* **Data lines**
▼▼▼

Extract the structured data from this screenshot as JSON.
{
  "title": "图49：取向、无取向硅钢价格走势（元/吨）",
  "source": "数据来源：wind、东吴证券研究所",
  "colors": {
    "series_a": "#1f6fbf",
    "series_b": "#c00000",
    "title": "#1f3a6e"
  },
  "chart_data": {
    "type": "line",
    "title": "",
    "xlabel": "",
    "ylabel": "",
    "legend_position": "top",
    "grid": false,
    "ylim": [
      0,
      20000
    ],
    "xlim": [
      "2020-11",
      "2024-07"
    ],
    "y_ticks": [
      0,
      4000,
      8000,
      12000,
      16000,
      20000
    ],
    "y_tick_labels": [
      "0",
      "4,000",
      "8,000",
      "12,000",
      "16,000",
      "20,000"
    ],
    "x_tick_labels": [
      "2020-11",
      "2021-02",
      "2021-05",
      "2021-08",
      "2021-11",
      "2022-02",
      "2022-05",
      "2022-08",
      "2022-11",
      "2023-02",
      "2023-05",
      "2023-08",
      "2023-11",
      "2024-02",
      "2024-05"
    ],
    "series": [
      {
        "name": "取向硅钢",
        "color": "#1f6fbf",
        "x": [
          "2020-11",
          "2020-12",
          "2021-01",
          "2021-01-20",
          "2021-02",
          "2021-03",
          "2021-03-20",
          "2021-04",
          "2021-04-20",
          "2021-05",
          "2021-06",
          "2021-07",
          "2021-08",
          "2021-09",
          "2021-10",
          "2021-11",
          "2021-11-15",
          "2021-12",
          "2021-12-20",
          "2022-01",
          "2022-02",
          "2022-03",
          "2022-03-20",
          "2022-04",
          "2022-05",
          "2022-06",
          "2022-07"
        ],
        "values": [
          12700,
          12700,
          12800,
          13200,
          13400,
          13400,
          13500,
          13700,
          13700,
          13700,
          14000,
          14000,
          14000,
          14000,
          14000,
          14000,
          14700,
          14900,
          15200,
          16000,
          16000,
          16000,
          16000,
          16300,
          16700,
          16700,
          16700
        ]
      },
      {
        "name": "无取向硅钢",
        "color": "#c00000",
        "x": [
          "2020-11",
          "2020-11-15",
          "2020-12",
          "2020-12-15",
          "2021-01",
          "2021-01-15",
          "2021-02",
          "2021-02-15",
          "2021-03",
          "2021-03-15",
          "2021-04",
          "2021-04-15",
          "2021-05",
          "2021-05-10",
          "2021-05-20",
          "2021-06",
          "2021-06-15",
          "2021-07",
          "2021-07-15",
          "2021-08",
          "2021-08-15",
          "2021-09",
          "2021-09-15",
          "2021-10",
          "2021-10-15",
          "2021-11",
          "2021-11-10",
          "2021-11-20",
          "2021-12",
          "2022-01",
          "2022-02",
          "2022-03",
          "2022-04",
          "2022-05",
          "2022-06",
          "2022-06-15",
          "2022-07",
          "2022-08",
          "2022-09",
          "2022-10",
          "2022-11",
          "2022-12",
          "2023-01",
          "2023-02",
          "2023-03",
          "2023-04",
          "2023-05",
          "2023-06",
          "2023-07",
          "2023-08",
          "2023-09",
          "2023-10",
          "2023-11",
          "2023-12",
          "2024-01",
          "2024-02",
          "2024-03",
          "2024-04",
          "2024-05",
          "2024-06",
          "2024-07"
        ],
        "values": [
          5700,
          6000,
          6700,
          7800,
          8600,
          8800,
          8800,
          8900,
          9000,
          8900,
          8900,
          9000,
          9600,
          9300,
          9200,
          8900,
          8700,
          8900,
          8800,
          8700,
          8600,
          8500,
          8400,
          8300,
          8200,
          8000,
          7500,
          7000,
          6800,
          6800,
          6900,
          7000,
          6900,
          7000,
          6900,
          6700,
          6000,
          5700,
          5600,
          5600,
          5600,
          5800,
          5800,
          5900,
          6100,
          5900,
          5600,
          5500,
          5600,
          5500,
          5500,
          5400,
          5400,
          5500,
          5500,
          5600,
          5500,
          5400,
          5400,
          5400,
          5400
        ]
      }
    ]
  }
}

▲▲▲

* **Task**
Produce an exact copy of all the records.

* **Answer for the task**
Extract the structured data from this screenshot as JSON.
{
  "title": "图49：取向、无取向硅钢价格走势（元/吨）",
  "source": "数据来源：wind、东吴证券研究所",
  "colors": {
    "series_a": "#1f6fbf",
    "series_b": "#c00000",
    "title": "#1f3a6e"
  },
  "chart_data": {
    "type": "line",
    "title": "",
    "xlabel": "",
    "ylabel": "",
    "legend_position": "top",
    "grid": false,
    "ylim": [
      0,
      20000
    ],
    "xlim": [
      "2020-11",
      "2024-07"
    ],
    "y_ticks": [
      0,
      4000,
      8000,
      12000,
      16000,
      20000
    ],
    "y_tick_labels": [
      "0",
      "4,000",
      "8,000",
      "12,000",
      "16,000",
      "20,000"
    ],
    "x_tick_labels": [
      "2020-11",
      "2021-02",
      "2021-05",
      "2021-08",
      "2021-11",
      "2022-02",
      "2022-05",
      "2022-08",
      "2022-11",
      "2023-02",
      "2023-05",
      "2023-08",
      "2023-11",
      "2024-02",
      "2024-05"
    ],
    "series": [
      {
        "name": "取向硅钢",
        "color": "#1f6fbf",
        "x": [
          "2020-11",
          "2020-12",
          "2021-01",
          "2021-01-20",
          "2021-02",
          "2021-03",
          "2021-03-20",
          "2021-04",
          "2021-04-20",
          "2021-05",
          "2021-06",
          "2021-07",
          "2021-08",
          "2021-09",
          "2021-10",
          "2021-11",
          "2021-11-15",
          "2021-12",
          "2021-12-20",
          "2022-01",
          "2022-02",
          "2022-03",
          "2022-03-20",
          "2022-04",
          "2022-05",
          "2022-06",
          "2022-07"
        ],
        "values": [
          12700,
          12700,
          12800,
          13200,
          13400,
          13400,
          13500,
          13700,
          13700,
          13700,
          14000,
          14000,
          14000,
          14000,
          14000,
          14000,
          14700,
          14900,
          15200,
          16000,
          16000,
          16000,
          16000,
          16300,
          16700,
          16700,
          16700
        ]
      },
      {
        "name": "无取向硅钢",
        "color": "#c00000",
        "x": [
          "2020-11",
          "2020-11-15",
          "2020-12",
          "2020-12-15",
          "2021-01",
          "2021-01-15",
          "2021-02",
          "2021-02-15",
          "2021-03",
          "2021-03-15",
          "2021-04",
          "2021-04-15",
          "2021-05",
          "2021-05-10",
          "2021-05-20",
          "2021-06",
          "2021-06-15",
          "2021-07",
          "2021-07-15",
          "2021-08",
          "2021-08-15",
          "2021-09",
          "2021-09-15",
          "2021-10",
          "2021-10-15",
          "2021-11",
          "2021-11-10",
          "2021-11-20",
          "2021-12",
          "2022-01",
          "2022-02",
          "2022-03",
          "2022-04",
          "2022-05",
          "2022-06",
          "2022-06-15",
          "2022-07",
          "2022-08",
          "2022-09",
          "2022-10",
          "2022-11",
          "2022-12",
          "2023-01",
          "2023-02",
          "2023-03",
          "2023-04",
          "2023-05",
          "2023-06",
          "2023-07",
          "2023-08",
          "2023-09",
          "2023-10",
          "2023-11",
          "2023-12",
          "2024-01",
          "2024-02",
          "2024-03",
          "2024-04",
          "2024-05",
          "2024-06",
          "2024-07"
        ],
        "values": [
          5700,
          6000,
          6700,
          7800,
          8600,
          8800,
          8800,
          8900,
          9000,
          8900,
          8900,
          9000,
          9600,
          9300,
          9200,
          8900,
          8700,
          8900,
          8800,
          8700,
          8600,
          8500,
          8400,
          8300,
          8200,
          8000,
          7500,
          7000,
          6800,
          6800,
          6900,
          7000,
          6900,
          7000,
          6900,
          6700,
          6000,
          5700,
          5600,
          5600,
          5600,
          5800,
          5800,
          5900,
          6100,
          5900,
          5600,
          5500,
          5600,
          5500,
          5500,
          5400,
          5400,
          5500,
          5500,
          5600,
          5500,
          5400,
          5400,
          5400,
          5400
        ]
      }
    ]
  }
}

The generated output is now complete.